## ACTIVITY
For each line in the data below that holds "JSON", return a copy.

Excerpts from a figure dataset
++++++++++++++++++++

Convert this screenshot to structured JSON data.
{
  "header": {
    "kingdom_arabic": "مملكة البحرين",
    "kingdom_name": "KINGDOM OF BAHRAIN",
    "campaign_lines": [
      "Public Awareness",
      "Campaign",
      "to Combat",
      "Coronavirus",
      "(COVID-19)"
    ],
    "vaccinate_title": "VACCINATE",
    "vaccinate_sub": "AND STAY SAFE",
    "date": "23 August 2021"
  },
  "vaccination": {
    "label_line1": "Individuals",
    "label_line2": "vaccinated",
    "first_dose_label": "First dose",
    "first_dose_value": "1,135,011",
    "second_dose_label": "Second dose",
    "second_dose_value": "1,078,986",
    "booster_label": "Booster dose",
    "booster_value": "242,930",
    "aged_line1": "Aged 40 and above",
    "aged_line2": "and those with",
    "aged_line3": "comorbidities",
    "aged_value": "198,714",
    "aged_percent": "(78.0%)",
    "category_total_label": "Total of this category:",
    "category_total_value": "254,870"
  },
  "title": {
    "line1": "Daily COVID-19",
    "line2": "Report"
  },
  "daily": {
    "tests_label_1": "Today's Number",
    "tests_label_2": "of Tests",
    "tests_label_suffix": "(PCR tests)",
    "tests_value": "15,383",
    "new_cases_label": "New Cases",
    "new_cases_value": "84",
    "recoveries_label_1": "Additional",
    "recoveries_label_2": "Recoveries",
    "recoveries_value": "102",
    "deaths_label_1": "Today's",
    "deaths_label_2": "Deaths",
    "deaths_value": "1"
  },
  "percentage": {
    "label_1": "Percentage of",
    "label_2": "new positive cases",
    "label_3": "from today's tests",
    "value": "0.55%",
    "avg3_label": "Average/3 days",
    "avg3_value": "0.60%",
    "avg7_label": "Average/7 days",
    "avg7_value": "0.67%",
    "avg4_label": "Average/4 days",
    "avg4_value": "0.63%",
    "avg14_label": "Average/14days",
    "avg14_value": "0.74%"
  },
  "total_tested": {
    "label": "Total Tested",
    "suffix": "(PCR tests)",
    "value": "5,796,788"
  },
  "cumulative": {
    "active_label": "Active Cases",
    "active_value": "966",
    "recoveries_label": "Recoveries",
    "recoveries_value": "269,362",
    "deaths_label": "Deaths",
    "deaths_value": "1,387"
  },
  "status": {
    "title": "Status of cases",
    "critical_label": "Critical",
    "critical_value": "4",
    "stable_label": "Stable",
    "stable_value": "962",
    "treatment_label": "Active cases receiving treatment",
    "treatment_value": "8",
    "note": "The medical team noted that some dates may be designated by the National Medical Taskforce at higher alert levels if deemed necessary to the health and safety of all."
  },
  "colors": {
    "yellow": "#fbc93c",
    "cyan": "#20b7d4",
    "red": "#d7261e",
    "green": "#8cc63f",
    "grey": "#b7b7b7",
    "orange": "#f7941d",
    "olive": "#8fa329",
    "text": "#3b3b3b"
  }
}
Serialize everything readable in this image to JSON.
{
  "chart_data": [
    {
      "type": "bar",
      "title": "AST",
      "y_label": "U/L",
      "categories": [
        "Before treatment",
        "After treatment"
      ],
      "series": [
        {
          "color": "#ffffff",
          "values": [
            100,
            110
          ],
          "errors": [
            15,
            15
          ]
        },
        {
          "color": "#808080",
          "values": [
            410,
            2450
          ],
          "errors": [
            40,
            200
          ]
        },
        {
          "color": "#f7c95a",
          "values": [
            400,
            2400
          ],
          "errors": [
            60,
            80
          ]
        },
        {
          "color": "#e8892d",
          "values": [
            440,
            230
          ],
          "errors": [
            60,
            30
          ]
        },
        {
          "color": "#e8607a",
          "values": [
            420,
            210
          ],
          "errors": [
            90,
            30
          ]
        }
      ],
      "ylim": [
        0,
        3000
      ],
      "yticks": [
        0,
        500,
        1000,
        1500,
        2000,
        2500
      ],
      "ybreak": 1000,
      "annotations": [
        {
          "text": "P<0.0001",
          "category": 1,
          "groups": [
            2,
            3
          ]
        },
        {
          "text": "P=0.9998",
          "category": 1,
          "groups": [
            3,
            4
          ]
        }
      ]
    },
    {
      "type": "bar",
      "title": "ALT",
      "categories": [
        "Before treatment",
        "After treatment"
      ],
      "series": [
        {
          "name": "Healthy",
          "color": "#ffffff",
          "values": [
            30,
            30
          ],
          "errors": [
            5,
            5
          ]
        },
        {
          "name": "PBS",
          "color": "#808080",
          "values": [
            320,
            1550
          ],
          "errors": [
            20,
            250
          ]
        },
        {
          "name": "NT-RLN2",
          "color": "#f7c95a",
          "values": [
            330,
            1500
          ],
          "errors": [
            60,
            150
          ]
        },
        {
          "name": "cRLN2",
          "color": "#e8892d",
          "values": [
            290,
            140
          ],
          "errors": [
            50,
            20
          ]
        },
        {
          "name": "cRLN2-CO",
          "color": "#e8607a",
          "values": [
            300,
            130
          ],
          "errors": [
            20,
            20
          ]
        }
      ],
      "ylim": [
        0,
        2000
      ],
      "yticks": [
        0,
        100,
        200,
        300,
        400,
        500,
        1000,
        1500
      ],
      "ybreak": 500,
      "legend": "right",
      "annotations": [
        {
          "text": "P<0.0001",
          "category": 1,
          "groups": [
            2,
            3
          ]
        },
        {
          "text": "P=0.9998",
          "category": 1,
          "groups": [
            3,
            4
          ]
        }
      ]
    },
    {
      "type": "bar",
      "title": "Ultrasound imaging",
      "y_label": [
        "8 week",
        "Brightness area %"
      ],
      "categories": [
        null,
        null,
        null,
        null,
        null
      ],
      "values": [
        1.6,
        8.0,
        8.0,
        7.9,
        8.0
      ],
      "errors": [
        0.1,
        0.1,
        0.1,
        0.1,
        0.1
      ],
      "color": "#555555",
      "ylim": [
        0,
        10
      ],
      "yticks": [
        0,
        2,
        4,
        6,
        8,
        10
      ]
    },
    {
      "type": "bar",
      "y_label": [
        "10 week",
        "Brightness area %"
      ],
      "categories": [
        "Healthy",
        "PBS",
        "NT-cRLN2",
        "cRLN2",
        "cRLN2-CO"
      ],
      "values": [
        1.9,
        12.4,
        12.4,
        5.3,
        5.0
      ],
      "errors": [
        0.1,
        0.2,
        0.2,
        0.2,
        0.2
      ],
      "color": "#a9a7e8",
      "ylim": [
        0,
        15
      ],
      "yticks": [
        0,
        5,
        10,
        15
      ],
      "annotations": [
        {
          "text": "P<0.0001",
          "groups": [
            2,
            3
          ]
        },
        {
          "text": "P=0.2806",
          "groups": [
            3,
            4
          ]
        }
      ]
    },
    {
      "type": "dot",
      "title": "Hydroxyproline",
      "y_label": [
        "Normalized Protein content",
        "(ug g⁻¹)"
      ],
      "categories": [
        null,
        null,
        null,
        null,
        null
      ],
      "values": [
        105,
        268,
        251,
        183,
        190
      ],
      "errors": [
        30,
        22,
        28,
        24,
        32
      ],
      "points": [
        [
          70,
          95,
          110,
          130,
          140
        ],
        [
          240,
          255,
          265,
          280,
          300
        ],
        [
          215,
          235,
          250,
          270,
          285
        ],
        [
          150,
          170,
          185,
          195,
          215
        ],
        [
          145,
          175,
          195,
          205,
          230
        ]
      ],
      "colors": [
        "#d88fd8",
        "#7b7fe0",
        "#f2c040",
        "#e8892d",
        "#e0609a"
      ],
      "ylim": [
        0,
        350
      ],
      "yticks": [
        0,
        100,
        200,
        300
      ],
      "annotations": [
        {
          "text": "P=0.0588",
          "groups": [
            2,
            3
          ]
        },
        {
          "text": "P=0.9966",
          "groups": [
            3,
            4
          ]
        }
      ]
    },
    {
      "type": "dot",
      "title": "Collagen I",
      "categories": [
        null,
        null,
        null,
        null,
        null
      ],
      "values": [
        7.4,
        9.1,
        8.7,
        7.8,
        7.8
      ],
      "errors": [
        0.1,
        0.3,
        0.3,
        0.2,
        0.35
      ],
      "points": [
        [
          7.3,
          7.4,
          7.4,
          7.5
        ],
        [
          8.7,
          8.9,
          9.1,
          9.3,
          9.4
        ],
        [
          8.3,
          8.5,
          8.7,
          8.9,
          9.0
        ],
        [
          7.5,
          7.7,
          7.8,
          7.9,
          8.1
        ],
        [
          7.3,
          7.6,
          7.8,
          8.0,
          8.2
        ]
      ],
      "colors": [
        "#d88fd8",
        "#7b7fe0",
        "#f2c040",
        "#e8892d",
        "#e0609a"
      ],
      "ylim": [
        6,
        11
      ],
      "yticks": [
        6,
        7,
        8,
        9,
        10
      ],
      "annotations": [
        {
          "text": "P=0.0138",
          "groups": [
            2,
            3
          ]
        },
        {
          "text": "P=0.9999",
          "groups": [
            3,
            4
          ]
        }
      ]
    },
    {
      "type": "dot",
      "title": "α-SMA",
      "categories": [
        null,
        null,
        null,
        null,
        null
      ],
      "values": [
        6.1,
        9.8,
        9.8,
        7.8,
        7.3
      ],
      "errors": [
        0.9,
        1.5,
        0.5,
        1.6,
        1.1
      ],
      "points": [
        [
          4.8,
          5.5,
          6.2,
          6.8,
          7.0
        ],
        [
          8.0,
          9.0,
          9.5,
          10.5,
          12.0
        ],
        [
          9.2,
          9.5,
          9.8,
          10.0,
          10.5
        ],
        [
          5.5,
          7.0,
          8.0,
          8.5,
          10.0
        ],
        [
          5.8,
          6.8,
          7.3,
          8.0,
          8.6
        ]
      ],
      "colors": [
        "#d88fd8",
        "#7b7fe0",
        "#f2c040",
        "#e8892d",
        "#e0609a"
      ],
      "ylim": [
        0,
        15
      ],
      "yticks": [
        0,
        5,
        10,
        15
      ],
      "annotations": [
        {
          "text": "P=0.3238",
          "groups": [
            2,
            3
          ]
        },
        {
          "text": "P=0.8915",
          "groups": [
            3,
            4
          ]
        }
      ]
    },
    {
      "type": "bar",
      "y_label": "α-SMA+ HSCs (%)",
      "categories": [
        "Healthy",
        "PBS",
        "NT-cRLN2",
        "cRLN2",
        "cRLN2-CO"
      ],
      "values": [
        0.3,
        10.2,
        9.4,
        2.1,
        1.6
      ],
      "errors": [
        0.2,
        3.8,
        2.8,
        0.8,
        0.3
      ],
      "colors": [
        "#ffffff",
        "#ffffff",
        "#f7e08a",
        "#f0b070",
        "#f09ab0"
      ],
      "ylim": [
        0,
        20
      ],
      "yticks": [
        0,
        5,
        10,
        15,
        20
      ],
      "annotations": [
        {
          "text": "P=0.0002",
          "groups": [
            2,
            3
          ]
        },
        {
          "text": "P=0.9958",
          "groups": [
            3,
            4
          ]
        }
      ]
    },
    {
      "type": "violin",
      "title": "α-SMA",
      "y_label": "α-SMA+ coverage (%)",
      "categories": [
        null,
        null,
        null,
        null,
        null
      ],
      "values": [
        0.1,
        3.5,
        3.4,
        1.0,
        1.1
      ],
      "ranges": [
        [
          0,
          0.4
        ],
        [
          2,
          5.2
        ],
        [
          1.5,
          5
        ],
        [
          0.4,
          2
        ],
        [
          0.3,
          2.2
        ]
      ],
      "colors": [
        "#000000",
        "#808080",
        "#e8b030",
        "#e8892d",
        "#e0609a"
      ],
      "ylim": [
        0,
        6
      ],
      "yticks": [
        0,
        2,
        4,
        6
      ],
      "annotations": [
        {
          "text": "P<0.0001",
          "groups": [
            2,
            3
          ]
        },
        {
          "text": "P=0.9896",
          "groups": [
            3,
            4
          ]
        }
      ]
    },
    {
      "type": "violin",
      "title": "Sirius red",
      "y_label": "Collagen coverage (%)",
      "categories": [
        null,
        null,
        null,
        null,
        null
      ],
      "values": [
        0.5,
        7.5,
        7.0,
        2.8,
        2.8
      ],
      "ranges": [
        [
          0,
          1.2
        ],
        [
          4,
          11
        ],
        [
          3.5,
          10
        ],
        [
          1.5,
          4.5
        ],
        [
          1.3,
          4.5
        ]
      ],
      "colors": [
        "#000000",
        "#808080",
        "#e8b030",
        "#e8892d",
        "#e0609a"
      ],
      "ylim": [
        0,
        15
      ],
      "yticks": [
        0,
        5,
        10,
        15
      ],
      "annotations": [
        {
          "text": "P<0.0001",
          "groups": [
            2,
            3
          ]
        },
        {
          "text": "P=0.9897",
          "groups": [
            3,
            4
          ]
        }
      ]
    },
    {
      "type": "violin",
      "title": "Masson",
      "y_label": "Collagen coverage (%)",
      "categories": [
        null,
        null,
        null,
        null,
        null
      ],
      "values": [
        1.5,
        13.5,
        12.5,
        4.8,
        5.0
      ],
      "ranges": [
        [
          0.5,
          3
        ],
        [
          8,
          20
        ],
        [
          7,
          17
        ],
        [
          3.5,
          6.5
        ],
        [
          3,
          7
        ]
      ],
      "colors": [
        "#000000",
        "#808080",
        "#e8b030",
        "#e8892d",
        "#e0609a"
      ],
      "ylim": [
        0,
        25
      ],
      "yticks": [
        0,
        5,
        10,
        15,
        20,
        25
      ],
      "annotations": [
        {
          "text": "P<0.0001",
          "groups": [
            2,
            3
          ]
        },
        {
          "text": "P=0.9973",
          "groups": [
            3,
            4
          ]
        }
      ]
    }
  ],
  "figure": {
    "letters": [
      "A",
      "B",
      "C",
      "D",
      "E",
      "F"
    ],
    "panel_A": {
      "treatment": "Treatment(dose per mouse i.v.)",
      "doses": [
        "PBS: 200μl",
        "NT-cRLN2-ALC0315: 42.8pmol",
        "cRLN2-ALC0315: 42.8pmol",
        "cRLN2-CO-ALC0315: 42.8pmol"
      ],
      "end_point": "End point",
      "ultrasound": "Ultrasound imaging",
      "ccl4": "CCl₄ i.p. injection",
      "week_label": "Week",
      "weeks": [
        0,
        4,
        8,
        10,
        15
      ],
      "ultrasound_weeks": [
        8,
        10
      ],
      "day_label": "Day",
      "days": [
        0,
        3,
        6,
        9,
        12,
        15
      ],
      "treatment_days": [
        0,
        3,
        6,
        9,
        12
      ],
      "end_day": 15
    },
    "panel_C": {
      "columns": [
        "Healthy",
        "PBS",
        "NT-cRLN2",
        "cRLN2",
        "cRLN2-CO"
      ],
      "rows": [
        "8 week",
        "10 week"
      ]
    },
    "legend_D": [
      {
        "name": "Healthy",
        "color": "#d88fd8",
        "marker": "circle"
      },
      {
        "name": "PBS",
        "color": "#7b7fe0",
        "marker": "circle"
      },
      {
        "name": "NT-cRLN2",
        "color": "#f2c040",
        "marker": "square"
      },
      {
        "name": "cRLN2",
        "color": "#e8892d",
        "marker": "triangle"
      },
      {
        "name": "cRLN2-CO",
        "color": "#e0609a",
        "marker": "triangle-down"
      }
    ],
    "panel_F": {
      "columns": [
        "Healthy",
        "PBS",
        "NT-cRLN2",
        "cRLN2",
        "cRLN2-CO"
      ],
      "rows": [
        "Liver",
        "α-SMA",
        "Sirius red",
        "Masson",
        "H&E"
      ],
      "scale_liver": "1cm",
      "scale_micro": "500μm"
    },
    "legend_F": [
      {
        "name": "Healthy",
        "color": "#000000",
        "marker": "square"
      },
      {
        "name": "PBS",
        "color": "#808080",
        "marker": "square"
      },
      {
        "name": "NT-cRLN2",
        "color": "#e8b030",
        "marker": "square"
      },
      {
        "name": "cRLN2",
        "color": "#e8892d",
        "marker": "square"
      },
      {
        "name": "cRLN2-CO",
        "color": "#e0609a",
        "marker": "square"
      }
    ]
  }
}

++++++++++++++++++++

## RESPONSE FOR THIS EXERCISE
Convert this screenshot to structured JSON data.
Serialize everything readable in this image to JSON.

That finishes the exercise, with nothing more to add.